What needs to be done :: Read the records below. Copy each line where the string "conditions" occurs.

Record extracts ::
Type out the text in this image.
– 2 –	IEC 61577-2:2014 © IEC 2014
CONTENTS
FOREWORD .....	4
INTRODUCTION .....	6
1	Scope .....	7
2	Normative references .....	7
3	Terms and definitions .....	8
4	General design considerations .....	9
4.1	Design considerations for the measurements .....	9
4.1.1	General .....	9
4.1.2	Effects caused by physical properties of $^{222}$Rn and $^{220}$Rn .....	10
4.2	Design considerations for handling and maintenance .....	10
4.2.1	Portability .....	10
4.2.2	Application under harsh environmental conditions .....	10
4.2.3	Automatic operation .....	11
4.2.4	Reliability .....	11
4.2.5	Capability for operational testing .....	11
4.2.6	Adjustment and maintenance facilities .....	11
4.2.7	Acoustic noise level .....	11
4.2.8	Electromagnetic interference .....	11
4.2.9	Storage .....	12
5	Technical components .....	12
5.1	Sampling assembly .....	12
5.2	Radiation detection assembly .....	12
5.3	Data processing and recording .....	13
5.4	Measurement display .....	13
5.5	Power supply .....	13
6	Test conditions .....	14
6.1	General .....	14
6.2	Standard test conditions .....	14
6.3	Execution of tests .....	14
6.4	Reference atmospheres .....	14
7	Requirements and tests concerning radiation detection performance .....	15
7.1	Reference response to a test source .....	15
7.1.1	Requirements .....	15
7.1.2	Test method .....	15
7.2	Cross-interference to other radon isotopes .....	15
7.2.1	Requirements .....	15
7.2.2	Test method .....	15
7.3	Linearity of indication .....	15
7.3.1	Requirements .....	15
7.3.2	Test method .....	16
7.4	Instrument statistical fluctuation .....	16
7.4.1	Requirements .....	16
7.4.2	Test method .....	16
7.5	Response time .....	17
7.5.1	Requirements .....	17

Solution to the exercise ::
4.2.2	Application under harsh environmental conditions .....	10
6	Test conditions .....	14
6.2	Standard test conditions .....	14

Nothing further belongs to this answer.